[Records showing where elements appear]
━━━━━━━━

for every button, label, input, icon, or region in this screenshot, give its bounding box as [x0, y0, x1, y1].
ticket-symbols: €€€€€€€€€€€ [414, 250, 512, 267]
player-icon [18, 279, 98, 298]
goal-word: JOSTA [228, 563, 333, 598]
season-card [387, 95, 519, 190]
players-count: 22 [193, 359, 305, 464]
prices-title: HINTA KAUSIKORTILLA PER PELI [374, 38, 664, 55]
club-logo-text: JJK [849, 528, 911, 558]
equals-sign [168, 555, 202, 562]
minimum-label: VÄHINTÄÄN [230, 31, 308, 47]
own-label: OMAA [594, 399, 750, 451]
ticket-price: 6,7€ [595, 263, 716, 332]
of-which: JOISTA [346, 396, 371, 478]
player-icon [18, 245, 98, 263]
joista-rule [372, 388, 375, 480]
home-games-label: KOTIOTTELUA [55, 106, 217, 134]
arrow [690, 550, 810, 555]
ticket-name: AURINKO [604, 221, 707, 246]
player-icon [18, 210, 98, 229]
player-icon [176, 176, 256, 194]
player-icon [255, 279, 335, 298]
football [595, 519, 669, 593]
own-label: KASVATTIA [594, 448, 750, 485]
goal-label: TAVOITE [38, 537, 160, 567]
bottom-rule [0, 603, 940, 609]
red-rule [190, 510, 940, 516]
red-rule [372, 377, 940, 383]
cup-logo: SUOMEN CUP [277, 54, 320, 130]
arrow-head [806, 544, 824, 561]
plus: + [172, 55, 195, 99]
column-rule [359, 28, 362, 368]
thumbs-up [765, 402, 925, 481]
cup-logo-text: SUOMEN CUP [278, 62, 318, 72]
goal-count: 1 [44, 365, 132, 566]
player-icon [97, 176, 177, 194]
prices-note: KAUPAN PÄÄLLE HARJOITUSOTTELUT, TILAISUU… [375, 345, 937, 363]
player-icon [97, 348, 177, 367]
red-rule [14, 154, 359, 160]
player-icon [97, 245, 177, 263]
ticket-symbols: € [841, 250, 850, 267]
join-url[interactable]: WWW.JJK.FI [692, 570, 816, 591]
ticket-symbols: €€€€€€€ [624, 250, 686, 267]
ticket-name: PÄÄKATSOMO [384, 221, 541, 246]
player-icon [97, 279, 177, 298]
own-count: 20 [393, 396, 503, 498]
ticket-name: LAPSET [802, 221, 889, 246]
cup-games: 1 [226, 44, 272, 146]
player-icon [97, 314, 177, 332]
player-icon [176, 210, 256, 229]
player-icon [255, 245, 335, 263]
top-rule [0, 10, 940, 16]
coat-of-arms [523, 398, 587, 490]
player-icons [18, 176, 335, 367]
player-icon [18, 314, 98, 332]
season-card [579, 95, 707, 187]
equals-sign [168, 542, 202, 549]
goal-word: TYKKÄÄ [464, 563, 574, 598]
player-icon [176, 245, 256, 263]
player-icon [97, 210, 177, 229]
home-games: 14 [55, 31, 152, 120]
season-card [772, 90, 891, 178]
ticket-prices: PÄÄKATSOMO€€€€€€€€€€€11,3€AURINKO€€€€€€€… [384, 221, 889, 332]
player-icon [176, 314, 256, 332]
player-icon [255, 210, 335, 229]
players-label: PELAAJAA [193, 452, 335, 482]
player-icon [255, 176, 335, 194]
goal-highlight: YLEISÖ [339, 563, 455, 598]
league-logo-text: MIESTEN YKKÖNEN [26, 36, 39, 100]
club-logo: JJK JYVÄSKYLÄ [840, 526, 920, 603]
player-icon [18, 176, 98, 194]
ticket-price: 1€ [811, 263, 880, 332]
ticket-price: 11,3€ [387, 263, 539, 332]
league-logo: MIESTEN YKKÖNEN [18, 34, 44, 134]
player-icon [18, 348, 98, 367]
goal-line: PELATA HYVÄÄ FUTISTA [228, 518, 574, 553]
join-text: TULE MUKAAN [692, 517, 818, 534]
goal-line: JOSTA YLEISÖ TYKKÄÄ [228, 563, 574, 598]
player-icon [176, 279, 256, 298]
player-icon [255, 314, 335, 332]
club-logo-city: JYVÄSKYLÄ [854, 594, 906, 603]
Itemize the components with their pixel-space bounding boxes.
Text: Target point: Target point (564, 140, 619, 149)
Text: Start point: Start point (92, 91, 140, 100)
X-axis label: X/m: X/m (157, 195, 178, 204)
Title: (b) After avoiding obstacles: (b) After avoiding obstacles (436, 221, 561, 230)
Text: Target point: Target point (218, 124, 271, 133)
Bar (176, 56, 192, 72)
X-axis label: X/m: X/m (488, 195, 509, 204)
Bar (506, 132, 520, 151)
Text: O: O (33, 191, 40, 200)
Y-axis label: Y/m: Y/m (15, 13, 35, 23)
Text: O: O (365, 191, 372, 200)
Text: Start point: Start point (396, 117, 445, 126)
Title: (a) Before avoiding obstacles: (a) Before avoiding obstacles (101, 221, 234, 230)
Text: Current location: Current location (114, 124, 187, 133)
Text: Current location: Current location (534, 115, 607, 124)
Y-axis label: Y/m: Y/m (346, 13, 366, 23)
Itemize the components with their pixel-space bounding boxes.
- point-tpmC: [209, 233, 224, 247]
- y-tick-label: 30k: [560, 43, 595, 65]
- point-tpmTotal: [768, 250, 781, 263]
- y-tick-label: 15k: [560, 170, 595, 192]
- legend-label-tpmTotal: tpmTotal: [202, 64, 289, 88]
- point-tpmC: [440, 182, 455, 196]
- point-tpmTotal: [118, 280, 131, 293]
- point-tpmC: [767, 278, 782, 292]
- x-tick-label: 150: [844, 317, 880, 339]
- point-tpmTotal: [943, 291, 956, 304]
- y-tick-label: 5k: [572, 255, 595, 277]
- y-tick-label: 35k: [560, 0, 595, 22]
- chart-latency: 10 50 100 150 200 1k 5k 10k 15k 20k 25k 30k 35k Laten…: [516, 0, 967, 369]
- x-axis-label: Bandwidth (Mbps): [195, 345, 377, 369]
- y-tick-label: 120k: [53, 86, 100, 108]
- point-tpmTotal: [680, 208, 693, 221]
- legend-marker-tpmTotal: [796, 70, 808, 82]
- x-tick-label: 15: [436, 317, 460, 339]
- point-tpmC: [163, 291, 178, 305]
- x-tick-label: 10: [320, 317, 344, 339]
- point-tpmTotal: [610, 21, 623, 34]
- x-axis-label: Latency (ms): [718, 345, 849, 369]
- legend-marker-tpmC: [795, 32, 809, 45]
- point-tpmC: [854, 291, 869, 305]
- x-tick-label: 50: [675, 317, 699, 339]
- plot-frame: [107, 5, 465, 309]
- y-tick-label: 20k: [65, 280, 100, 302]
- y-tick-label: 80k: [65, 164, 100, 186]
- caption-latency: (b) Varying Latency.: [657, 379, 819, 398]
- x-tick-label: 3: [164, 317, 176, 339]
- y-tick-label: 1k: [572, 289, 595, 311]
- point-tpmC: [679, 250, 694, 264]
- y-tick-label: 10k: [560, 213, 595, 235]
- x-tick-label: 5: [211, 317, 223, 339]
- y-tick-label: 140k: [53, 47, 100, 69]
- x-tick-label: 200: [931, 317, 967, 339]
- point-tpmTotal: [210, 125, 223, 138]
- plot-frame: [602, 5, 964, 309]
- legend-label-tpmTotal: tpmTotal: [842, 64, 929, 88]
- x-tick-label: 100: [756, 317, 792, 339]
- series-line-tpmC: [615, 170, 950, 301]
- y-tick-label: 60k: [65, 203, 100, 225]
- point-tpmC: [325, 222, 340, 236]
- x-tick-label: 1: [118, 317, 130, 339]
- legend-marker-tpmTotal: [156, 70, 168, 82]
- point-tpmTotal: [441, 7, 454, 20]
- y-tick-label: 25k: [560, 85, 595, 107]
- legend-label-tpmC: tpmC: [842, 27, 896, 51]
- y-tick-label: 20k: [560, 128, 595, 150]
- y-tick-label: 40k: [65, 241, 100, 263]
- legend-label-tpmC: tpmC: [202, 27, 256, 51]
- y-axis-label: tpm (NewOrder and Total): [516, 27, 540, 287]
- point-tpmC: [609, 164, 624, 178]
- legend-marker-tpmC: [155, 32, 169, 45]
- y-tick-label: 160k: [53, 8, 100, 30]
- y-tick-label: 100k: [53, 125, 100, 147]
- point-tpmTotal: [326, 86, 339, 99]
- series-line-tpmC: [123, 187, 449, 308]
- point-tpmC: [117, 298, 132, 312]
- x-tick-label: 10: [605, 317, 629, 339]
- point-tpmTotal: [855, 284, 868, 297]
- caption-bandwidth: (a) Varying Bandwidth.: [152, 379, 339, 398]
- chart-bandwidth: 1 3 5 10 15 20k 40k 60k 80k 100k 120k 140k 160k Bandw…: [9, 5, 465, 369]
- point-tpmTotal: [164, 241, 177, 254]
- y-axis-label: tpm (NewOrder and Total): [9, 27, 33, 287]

━━━━━━━━

Turn the stretch of rows from the first row through the row containing "own-count: 20 [393, 396, 503, 498]", both included, into a numbered list, leaving out any blank lines.

Result for this task.
1. for every button, label, input, icon, or region in this screenshot, give its bounding box as [x0, y0, x1, y1].
2. ticket-symbols: €€€€€€€€€€€ [414, 250, 512, 267]
3. player-icon [18, 279, 98, 298]
4. goal-word: JOSTA [228, 563, 333, 598]
5. season-card [387, 95, 519, 190]
6. players-count: 22 [193, 359, 305, 464]
7. prices-title: HINTA KAUSIKORTILLA PER PELI [374, 38, 664, 55]
8. club-logo-text: JJK [849, 528, 911, 558]
9. equals-sign [168, 555, 202, 562]
10. minimum-label: VÄHINTÄÄN [230, 31, 308, 47]
11. own-label: OMAA [594, 399, 750, 451]
12. ticket-price: 6,7€ [595, 263, 716, 332]
13. of-which: JOISTA [346, 396, 371, 478]
14. player-icon [18, 245, 98, 263]
15. joista-rule [372, 388, 375, 480]
16. home-games-label: KOTIOTTELUA [55, 106, 217, 134]
17. arrow [690, 550, 810, 555]
18. ticket-name: AURINKO [604, 221, 707, 246]
19. player-icon [18, 210, 98, 229]
20. player-icon [176, 176, 256, 194]
21. player-icon [255, 279, 335, 298]
22. football [595, 519, 669, 593]
23. own-label: KASVATTIA [594, 448, 750, 485]
24. goal-label: TAVOITE [38, 537, 160, 567]
25. bottom-rule [0, 603, 940, 609]
26. red-rule [190, 510, 940, 516]
27. red-rule [372, 377, 940, 383]
28. cup-logo: SUOMEN CUP [277, 54, 320, 130]
29. arrow-head [806, 544, 824, 561]
30. plus: + [172, 55, 195, 99]
31. column-rule [359, 28, 362, 368]
32. thumbs-up [765, 402, 925, 481]
33. cup-logo-text: SUOMEN CUP [278, 62, 318, 72]
34. goal-count: 1 [44, 365, 132, 566]
35. player-icon [97, 176, 177, 194]
36. prices-note: KAUPAN PÄÄLLE HARJOITUSOTTELUT, TILAISUU… [375, 345, 937, 363]
37. player-icon [97, 348, 177, 367]
38. red-rule [14, 154, 359, 160]
39. player-icon [97, 245, 177, 263]
40. ticket-symbols: € [841, 250, 850, 267]
41. join-url[interactable]: WWW.JJK.FI [692, 570, 816, 591]
42. ticket-symbols: €€€€€€€ [624, 250, 686, 267]
43. ticket-name: PÄÄKATSOMO [384, 221, 541, 246]
44. player-icon [97, 279, 177, 298]
45. own-count: 20 [393, 396, 503, 498]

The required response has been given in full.